---------- MATERIAL SUPPLIED ----------

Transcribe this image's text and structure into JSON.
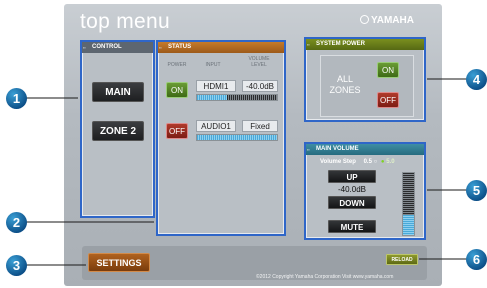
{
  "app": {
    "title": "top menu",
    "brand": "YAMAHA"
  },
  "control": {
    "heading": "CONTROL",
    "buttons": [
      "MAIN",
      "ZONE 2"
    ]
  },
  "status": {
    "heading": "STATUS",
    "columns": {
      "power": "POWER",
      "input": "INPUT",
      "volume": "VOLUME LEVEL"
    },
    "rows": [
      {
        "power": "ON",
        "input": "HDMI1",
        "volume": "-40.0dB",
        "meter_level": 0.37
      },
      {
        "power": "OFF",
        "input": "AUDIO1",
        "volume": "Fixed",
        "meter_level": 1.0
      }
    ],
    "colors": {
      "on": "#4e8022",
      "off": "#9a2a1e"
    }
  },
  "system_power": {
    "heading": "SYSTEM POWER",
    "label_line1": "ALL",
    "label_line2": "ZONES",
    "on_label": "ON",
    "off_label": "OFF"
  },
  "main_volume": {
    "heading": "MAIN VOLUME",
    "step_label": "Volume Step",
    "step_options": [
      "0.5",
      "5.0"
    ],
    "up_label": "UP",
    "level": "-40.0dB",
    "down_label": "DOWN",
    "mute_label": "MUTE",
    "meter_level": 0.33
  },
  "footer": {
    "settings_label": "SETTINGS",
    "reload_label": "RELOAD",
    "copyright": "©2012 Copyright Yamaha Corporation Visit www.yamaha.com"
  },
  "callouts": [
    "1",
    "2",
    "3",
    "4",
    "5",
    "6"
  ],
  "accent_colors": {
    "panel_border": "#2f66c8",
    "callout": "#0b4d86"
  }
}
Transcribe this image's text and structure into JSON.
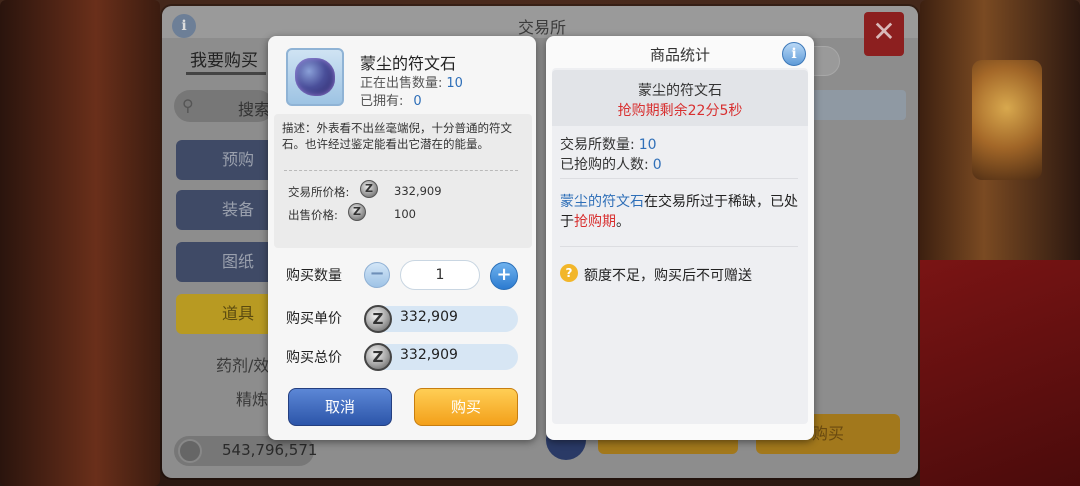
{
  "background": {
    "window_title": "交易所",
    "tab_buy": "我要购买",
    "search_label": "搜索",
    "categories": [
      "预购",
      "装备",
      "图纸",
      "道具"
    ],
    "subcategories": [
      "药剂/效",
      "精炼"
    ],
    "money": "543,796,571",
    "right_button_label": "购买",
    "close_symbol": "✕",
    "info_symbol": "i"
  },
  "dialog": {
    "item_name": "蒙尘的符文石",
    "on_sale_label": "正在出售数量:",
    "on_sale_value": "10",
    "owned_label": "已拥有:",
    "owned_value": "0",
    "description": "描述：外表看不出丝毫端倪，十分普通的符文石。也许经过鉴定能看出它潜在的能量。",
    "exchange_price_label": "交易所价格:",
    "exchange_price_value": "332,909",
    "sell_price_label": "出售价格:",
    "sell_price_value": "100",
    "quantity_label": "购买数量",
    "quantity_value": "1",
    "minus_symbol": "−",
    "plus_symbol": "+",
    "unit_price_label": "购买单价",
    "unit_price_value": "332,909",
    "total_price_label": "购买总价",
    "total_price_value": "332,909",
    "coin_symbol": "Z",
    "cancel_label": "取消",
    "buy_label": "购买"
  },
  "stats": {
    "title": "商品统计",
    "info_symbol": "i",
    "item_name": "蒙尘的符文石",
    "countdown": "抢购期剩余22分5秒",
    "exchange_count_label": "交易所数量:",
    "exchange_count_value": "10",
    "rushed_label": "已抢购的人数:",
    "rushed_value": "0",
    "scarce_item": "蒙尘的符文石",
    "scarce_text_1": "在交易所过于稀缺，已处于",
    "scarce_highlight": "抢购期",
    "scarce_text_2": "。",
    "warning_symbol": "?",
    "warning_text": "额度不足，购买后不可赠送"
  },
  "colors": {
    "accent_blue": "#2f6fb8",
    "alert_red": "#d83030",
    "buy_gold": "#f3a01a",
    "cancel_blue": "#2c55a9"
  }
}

----------

* **TASK DESCRIPTION**:
From the records above, pull out every line containing the word "heading".

* **EXPECTED OUTPUT**:
    "heading": "CONTROL",
    "heading": "STATUS",
    "heading": "SYSTEM POWER",
    "heading": "MAIN VOLUME",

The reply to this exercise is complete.